• _EXERCISE REQUIREMENTS_:
Return every line of the items below verbatim, omitting the pictures.

### EXTRACTED RECORDS

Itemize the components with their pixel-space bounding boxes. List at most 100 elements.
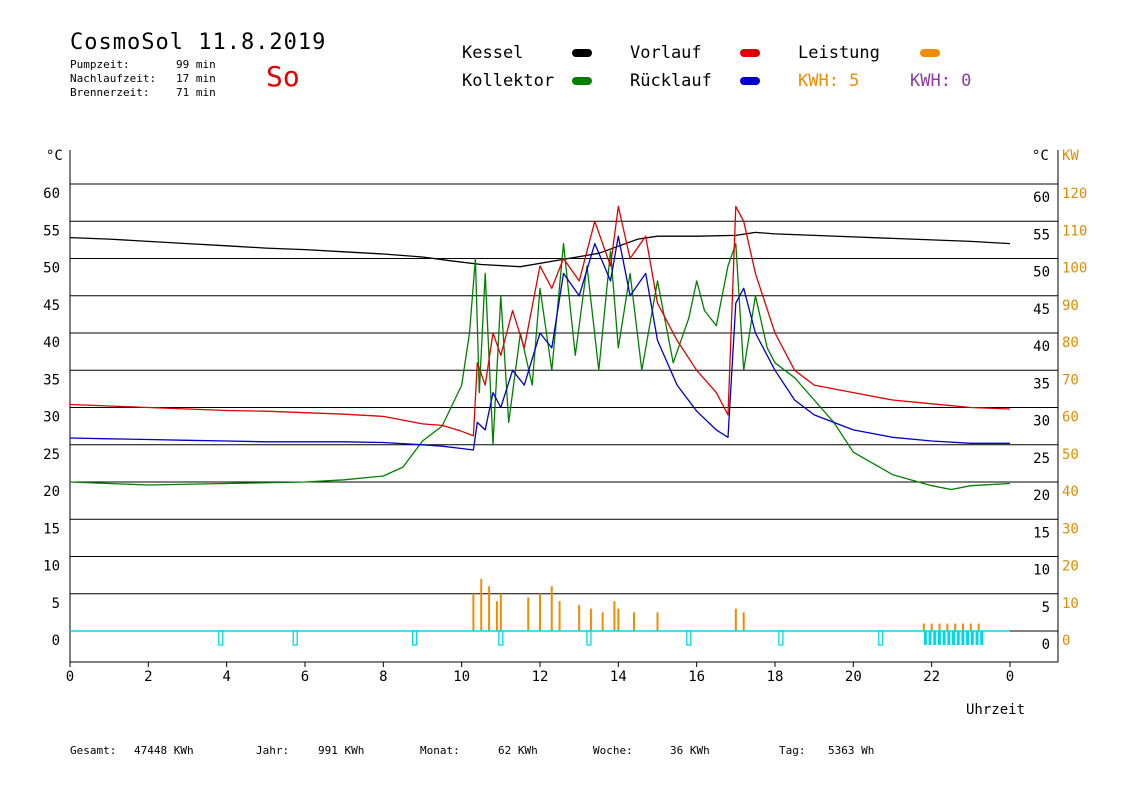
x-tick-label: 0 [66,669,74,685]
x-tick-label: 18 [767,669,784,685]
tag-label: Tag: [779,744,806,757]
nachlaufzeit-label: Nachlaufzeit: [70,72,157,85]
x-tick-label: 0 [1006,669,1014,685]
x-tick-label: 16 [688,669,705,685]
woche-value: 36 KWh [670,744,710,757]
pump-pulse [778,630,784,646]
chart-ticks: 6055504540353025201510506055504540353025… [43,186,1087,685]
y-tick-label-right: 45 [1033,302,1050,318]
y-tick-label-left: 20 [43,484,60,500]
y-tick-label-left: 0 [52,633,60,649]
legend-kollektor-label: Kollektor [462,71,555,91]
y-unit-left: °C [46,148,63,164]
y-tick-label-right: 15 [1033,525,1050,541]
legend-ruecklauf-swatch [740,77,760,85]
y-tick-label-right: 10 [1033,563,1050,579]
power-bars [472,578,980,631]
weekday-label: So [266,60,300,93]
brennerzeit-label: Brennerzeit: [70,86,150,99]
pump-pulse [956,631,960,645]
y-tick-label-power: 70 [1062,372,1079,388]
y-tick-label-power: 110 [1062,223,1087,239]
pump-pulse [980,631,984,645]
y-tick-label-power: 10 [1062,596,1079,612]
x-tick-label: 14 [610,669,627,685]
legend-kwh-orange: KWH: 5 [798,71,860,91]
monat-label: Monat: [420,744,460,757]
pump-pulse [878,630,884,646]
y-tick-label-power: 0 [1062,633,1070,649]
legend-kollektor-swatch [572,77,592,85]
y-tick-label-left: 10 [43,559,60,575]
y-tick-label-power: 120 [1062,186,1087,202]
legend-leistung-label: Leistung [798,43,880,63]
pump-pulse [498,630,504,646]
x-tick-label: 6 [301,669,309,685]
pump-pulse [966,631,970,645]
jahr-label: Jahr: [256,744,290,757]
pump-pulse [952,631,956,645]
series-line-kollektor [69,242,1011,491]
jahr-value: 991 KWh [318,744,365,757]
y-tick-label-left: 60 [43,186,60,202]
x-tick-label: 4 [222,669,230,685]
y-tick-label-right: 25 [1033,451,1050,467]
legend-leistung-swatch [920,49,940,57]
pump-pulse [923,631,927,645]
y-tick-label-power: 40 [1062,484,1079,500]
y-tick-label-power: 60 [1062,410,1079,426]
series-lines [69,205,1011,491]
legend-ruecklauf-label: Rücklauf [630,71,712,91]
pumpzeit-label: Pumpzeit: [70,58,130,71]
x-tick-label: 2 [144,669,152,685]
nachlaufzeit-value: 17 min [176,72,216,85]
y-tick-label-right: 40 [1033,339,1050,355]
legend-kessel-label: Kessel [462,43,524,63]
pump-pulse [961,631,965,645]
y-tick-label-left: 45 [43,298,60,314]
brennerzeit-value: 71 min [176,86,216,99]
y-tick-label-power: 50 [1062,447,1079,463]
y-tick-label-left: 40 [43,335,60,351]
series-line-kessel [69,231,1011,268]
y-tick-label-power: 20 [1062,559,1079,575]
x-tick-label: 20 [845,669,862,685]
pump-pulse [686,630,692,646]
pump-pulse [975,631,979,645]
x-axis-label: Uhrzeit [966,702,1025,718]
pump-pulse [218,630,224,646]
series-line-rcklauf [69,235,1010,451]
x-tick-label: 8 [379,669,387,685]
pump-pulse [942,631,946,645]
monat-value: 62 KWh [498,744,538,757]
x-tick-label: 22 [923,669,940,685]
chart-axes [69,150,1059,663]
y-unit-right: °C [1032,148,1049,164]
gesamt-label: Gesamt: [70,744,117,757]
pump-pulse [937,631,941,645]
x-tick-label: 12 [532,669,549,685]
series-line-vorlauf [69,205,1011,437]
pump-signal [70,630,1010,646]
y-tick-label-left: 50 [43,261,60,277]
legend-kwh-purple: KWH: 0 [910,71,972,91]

######

• _ANSWER TO THE TASK_:
Itemize the components with their pixel-space bounding boxes. List at most 100 elements.
x-tick-label: 0 [66,669,74,685]
x-tick-label: 18 [767,669,784,685]
tag-label: Tag: [779,744,806,757]
nachlaufzeit-label: Nachlaufzeit: [70,72,157,85]
x-tick-label: 0 [1006,669,1014,685]
x-tick-label: 16 [688,669,705,685]
woche-value: 36 KWh [670,744,710,757]
pump-pulse [778,630,784,646]
chart-ticks: 6055504540353025201510506055504540353025… [43,186,1087,685]
y-tick-label-right: 45 [1033,302,1050,318]
y-tick-label-left: 20 [43,484,60,500]
y-tick-label-left: 0 [52,633,60,649]
legend-kollektor-label: Kollektor [462,71,555,91]
y-unit-left: °C [46,148,63,164]
y-tick-label-right: 15 [1033,525,1050,541]
legend-ruecklauf-swatch [740,77,760,85]
y-tick-label-right: 10 [1033,563,1050,579]
power-bars [472,578,980,631]
weekday-label: So [266,60,300,93]
brennerzeit-label: Brennerzeit: [70,86,150,99]
pump-pulse [956,631,960,645]
y-tick-label-power: 70 [1062,372,1079,388]
y-tick-label-power: 110 [1062,223,1087,239]
pump-pulse [980,631,984,645]
y-tick-label-power: 10 [1062,596,1079,612]
x-tick-label: 14 [610,669,627,685]
legend-kwh-orange: KWH: 5 [798,71,860,91]
monat-label: Monat: [420,744,460,757]
pump-pulse [878,630,884,646]
y-tick-label-power: 0 [1062,633,1070,649]
legend-kollektor-swatch [572,77,592,85]
y-tick-label-left: 10 [43,559,60,575]
y-tick-label-power: 120 [1062,186,1087,202]
legend-leistung-label: Leistung [798,43,880,63]
pump-pulse [498,630,504,646]
x-tick-label: 6 [301,669,309,685]
pump-pulse [966,631,970,645]
jahr-label: Jahr: [256,744,290,757]
pump-pulse [952,631,956,645]
series-line-kollektor [69,242,1011,491]
jahr-value: 991 KWh [318,744,365,757]
y-tick-label-left: 60 [43,186,60,202]
x-tick-label: 4 [222,669,230,685]
y-tick-label-right: 25 [1033,451,1050,467]
legend-leistung-swatch [920,49,940,57]
pump-pulse [923,631,927,645]
y-tick-label-power: 40 [1062,484,1079,500]
y-tick-label-power: 60 [1062,410,1079,426]
series-lines [69,205,1011,491]
legend-ruecklauf-label: Rücklauf [630,71,712,91]
pumpzeit-label: Pumpzeit: [70,58,130,71]
x-tick-label: 2 [144,669,152,685]
nachlaufzeit-value: 17 min [176,72,216,85]
y-tick-label-right: 40 [1033,339,1050,355]
legend-kessel-label: Kessel [462,43,524,63]
pump-pulse [961,631,965,645]
y-tick-label-left: 45 [43,298,60,314]
brennerzeit-value: 71 min [176,86,216,99]
y-tick-label-power: 50 [1062,447,1079,463]
y-tick-label-left: 40 [43,335,60,351]
series-line-kessel [69,231,1011,268]
y-tick-label-power: 20 [1062,559,1079,575]
x-tick-label: 20 [845,669,862,685]
pump-pulse [686,630,692,646]
pump-pulse [975,631,979,645]
x-axis-label: Uhrzeit [966,702,1025,718]
pump-pulse [218,630,224,646]
series-line-rcklauf [69,235,1010,451]
x-tick-label: 8 [379,669,387,685]
pump-pulse [942,631,946,645]
monat-value: 62 KWh [498,744,538,757]
x-tick-label: 22 [923,669,940,685]
chart-axes [69,150,1059,663]
y-unit-right: °C [1032,148,1049,164]
gesamt-label: Gesamt: [70,744,117,757]
pump-pulse [937,631,941,645]
x-tick-label: 12 [532,669,549,685]
series-line-vorlauf [69,205,1011,437]
pump-signal [70,630,1010,646]
y-tick-label-left: 50 [43,261,60,277]
legend-kwh-purple: KWH: 0 [910,71,972,91]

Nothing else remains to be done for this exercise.